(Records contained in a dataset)
>>>>>
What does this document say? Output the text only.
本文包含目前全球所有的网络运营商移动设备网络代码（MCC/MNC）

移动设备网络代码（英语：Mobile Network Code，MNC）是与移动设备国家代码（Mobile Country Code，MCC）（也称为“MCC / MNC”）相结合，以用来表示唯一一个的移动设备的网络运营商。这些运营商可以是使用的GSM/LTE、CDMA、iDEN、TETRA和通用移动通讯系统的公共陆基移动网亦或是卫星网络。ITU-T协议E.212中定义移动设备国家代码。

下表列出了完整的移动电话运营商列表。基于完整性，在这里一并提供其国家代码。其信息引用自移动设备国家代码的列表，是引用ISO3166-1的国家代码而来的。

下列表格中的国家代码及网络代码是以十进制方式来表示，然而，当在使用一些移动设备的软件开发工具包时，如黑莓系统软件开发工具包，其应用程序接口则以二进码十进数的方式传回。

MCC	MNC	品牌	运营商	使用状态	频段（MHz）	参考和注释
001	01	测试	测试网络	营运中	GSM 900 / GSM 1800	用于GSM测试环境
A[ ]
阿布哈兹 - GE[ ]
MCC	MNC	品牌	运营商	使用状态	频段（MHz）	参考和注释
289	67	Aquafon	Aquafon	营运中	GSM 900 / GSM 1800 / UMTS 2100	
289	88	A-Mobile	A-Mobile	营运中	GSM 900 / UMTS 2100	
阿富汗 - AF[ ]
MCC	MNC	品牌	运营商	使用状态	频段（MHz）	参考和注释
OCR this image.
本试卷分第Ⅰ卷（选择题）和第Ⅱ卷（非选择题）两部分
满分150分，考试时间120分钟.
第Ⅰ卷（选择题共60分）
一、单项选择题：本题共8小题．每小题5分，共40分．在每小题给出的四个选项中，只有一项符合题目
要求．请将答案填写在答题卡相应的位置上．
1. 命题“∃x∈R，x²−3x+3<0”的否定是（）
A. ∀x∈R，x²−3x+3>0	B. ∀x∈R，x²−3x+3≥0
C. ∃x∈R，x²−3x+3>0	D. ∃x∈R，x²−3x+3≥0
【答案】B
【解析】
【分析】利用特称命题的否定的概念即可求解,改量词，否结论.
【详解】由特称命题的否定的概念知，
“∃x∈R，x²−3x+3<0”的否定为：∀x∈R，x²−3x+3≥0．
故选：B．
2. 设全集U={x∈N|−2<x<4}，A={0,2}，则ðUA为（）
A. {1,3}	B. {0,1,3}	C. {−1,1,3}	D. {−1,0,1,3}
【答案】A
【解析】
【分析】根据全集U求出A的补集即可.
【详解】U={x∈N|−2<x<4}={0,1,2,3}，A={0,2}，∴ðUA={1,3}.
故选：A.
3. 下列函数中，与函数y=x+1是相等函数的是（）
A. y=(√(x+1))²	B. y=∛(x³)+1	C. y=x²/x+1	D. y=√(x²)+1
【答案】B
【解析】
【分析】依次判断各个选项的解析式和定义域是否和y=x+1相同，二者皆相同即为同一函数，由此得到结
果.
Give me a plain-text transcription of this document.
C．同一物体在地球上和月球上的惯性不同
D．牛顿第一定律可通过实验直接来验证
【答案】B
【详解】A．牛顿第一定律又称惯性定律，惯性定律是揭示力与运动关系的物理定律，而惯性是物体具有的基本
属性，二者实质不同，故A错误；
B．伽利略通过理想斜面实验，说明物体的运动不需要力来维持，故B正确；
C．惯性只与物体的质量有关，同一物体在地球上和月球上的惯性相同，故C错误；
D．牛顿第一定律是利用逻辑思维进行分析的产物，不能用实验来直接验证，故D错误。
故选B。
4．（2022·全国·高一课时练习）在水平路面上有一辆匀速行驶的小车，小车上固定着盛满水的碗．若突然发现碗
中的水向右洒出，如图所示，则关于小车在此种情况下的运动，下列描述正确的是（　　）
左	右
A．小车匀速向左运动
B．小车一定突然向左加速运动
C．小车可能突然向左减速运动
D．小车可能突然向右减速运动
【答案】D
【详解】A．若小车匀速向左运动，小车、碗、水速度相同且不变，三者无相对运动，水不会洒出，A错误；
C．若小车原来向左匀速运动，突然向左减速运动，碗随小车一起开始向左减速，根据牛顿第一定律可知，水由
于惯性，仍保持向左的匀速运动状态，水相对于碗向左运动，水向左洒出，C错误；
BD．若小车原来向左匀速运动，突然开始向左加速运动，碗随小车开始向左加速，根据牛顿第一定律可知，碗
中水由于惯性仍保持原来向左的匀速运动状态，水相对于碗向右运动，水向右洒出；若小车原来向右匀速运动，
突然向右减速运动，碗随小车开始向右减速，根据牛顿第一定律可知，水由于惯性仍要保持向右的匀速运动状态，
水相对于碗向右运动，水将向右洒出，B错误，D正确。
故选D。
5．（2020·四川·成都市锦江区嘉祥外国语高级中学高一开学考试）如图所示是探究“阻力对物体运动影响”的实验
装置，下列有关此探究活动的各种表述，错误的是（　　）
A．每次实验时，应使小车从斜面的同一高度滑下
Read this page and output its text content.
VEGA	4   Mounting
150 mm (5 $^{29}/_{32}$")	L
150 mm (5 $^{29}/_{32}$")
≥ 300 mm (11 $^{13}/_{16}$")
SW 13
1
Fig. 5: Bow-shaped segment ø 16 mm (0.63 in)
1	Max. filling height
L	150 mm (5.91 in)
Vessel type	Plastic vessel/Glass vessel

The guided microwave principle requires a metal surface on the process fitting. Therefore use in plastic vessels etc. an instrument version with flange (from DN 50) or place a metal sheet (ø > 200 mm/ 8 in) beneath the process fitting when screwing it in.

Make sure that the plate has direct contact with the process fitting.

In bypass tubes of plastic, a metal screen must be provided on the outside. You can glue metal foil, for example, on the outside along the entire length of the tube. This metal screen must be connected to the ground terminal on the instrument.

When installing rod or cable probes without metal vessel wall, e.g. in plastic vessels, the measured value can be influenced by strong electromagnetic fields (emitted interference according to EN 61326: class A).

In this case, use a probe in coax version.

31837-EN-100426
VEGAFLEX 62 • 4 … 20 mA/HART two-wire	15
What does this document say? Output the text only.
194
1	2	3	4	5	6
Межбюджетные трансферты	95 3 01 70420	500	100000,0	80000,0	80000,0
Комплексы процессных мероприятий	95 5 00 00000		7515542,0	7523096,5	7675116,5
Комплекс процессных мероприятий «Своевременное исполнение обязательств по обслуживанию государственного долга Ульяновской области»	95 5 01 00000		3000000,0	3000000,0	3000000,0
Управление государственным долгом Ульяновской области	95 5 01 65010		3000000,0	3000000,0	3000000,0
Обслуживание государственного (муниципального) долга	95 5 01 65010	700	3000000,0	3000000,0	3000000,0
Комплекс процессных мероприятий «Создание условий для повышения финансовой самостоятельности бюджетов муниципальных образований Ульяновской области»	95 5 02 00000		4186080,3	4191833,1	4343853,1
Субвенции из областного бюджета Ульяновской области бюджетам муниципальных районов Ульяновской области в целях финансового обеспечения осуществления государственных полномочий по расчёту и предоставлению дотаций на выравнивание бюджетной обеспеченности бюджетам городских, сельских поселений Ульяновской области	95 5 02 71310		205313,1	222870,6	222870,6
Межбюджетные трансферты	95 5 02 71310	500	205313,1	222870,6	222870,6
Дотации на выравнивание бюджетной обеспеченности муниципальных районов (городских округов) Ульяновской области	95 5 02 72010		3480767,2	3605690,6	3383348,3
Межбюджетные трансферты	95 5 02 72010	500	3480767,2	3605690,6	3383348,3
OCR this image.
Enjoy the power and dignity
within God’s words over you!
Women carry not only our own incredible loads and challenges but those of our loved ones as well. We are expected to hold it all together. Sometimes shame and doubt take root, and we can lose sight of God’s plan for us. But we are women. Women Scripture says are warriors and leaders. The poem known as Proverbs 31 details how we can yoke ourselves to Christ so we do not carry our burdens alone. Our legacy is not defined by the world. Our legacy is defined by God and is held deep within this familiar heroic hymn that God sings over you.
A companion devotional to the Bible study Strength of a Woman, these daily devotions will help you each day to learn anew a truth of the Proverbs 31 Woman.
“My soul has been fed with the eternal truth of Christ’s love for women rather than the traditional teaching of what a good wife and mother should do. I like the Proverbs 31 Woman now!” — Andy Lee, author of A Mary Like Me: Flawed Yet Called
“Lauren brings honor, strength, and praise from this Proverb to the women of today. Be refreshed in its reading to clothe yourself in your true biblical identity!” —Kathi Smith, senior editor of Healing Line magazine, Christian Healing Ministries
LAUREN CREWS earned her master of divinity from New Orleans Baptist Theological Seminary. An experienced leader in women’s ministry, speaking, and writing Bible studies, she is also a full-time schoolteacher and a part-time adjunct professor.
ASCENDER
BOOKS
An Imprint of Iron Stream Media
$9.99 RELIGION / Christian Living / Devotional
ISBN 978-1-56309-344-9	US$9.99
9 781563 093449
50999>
<<<<<
*Task requirements*.
From the records above, pull out every line containing the word "Mobile".

*Correct answer*.
移动设备网络代码（英语：Mobile Network Code，MNC）是与移动设备国家代码（Mobile Country Code，MCC）（也称为“MCC / MNC”）相结合，以用来表示唯一一个的移动设备的网络运营商。这些运营商可以是使用的GSM/LTE、CDMA、iDEN、TETRA和通用移动通讯系统的公共陆基移动网亦或是卫星网络。ITU-T协议E.212中定义移动设备国家代码。
289	88	A-Mobile	A-Mobile	营运中	GSM 900 / UMTS 2100	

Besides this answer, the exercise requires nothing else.